▶ _Challenge_
Extract each line from the entries below that has the string "this" in it.

▶ _Information provided_
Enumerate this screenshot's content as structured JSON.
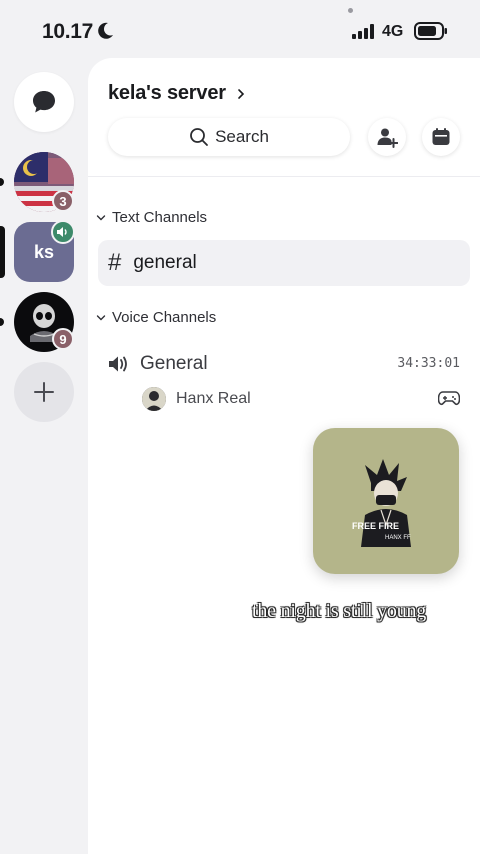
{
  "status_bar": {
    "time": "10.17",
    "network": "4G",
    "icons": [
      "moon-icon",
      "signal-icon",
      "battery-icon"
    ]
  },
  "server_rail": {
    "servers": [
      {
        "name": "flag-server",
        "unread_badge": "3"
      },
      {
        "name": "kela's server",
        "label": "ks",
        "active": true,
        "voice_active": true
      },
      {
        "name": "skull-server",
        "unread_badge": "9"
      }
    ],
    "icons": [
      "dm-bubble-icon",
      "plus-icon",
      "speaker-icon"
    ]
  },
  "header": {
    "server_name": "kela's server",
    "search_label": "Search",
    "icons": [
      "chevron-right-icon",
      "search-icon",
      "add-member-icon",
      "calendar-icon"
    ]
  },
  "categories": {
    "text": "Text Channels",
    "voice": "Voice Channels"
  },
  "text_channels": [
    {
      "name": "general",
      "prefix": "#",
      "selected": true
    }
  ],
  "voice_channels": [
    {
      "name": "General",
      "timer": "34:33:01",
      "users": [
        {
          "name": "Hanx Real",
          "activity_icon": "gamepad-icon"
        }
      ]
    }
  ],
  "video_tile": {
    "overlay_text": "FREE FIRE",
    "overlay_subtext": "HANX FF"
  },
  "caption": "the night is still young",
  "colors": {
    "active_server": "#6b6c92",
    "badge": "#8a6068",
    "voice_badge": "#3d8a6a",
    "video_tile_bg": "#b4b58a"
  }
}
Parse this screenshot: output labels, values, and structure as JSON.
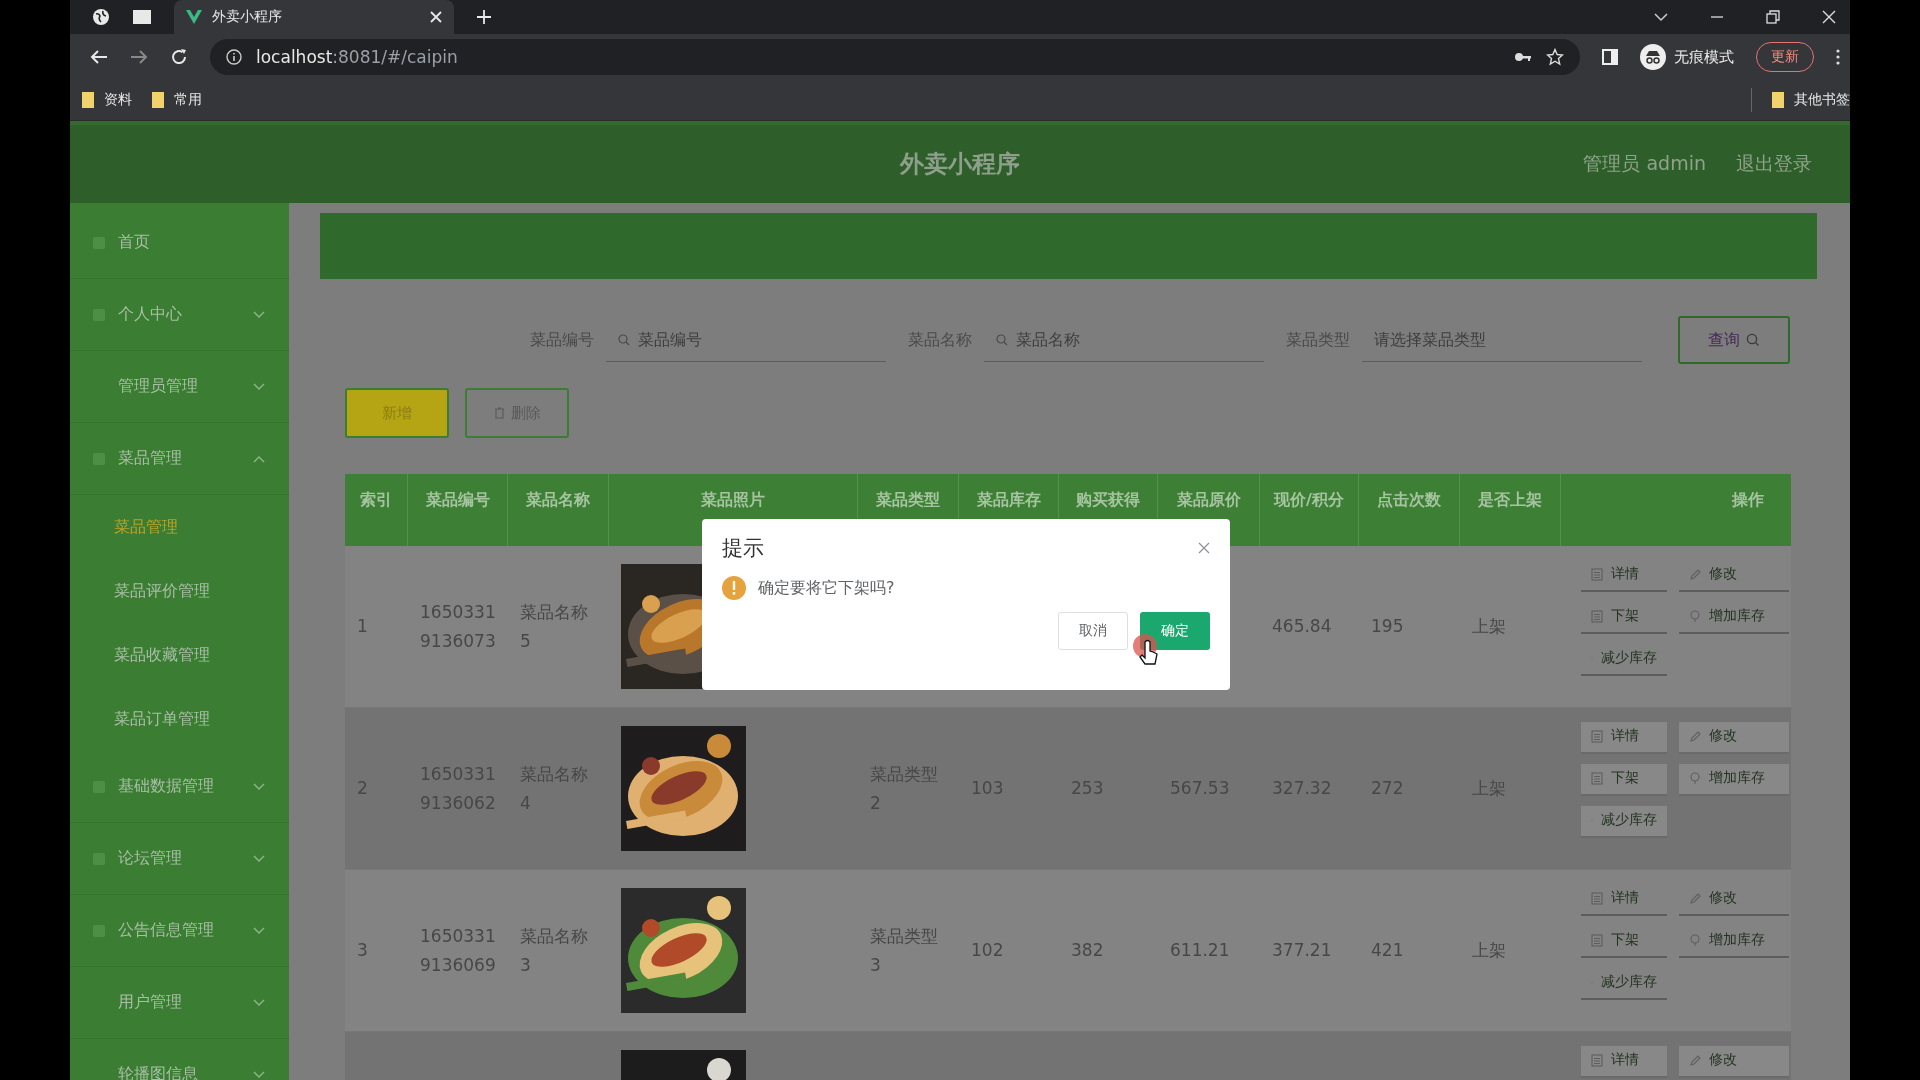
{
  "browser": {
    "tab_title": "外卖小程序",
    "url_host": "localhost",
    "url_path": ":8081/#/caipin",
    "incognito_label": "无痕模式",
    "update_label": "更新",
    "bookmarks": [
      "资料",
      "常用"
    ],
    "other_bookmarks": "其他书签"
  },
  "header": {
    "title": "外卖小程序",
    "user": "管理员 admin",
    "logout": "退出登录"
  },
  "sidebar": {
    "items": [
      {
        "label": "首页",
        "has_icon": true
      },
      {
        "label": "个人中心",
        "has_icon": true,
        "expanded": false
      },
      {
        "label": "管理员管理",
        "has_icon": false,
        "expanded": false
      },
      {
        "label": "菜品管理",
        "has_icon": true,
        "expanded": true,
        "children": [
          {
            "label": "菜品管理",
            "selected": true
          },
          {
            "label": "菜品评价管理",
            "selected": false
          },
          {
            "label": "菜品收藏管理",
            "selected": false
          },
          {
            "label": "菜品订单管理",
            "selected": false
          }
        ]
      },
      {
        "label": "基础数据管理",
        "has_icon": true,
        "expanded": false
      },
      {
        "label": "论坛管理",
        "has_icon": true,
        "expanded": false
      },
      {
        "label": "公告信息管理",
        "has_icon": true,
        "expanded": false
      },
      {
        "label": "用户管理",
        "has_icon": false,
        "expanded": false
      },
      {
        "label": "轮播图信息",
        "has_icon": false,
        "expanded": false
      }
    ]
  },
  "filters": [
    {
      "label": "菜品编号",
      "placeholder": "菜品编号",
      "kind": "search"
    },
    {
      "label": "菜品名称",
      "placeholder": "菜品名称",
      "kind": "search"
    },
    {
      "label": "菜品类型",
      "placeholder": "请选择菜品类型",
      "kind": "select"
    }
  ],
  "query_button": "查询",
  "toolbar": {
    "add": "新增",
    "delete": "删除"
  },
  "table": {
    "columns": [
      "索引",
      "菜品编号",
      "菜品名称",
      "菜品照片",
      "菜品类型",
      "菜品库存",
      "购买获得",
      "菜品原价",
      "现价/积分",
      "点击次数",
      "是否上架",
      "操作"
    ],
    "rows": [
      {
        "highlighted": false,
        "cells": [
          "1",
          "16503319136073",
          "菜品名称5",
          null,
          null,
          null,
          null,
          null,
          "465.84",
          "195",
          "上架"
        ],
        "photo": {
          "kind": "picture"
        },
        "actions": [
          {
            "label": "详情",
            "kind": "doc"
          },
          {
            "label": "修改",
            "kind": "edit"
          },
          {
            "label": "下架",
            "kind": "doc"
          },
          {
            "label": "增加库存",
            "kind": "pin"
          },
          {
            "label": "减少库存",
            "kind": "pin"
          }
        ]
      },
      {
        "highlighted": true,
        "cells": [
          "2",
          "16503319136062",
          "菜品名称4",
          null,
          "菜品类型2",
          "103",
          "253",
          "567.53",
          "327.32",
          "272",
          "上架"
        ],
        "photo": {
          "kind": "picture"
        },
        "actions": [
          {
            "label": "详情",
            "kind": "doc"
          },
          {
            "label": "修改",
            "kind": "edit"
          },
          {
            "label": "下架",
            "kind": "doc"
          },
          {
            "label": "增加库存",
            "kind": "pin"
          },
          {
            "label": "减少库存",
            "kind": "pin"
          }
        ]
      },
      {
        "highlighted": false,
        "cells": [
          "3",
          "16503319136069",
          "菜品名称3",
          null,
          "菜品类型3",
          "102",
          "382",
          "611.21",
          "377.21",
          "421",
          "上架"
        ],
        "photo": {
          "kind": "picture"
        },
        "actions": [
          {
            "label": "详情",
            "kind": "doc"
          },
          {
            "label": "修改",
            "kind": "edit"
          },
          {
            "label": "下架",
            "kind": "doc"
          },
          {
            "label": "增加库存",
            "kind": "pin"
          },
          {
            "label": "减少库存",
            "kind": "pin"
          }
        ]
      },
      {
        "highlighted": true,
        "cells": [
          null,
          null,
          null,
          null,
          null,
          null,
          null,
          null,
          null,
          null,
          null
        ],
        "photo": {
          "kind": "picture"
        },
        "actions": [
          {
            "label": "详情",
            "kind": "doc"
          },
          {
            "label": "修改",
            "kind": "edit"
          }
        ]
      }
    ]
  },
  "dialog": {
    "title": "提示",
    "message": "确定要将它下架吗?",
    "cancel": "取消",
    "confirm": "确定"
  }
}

▶ _Answer to the task_
Enumerate this screenshot's content as structured JSON.
Parse this screenshot: output labels, values, and structure as JSON.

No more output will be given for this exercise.